Task material:
****************

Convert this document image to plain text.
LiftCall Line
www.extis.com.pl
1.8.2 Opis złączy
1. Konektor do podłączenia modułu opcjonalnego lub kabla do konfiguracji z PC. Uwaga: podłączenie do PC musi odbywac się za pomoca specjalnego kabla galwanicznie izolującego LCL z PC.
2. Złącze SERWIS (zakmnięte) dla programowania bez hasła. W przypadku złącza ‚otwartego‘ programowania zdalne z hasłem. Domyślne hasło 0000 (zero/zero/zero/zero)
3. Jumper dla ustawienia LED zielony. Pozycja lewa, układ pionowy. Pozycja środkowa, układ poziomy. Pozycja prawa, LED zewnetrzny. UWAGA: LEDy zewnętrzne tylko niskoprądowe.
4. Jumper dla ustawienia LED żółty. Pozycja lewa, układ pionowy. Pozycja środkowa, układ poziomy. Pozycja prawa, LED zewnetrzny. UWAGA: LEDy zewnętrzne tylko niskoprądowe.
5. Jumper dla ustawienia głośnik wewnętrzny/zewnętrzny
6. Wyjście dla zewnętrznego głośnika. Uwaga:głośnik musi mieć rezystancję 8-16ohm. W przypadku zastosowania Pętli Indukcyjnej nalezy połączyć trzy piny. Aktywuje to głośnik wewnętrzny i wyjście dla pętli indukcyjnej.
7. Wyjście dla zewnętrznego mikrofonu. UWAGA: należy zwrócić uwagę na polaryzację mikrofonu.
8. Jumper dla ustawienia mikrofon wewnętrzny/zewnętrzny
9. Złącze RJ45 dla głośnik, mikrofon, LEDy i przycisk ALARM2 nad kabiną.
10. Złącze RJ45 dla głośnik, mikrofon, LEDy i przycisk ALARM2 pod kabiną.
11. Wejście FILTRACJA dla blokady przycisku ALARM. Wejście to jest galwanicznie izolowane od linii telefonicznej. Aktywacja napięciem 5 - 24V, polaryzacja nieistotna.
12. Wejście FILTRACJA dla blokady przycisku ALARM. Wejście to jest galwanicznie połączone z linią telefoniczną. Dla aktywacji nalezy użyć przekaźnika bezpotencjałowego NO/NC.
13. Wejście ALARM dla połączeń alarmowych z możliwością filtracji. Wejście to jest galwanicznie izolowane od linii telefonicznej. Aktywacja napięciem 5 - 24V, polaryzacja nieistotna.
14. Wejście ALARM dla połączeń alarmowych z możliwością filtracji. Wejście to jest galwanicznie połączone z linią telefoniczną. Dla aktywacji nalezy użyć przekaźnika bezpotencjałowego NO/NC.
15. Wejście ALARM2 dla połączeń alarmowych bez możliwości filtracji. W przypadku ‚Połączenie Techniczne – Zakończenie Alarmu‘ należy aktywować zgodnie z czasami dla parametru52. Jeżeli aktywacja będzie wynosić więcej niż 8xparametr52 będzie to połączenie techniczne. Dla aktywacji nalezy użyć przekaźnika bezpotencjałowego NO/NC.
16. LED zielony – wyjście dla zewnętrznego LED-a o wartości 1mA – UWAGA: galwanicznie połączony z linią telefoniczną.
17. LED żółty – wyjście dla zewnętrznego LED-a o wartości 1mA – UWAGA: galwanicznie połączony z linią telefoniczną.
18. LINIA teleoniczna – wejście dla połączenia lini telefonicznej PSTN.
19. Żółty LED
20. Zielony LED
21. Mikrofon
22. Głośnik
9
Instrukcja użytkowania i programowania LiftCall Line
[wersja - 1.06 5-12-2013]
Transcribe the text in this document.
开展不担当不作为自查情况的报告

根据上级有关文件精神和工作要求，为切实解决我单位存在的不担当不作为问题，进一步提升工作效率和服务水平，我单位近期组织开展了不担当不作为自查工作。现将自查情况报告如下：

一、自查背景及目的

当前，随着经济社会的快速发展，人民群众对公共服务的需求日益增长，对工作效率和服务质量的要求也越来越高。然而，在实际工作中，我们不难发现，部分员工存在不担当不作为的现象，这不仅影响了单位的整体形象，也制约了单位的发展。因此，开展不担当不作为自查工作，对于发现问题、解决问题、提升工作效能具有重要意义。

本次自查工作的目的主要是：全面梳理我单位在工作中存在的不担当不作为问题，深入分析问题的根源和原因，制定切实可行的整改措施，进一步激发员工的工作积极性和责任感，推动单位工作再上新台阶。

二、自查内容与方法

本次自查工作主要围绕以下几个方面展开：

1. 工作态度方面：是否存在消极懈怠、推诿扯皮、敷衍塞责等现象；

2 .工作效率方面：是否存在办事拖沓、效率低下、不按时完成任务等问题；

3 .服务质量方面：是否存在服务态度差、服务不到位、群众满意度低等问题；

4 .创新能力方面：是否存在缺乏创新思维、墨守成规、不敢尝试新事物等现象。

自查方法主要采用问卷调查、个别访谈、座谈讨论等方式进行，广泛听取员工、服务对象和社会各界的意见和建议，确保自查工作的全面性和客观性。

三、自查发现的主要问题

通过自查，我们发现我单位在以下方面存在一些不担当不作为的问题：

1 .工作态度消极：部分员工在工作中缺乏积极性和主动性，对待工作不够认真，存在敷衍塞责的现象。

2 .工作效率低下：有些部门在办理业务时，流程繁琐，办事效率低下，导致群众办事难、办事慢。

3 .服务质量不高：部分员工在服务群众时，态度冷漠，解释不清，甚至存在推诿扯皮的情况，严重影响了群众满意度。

****************

What is being asked:
Every line of the records that includes the word "LiftCall" should be gathered.

Exercise response:
LiftCall Line
Instrukcja użytkowania i programowania LiftCall Line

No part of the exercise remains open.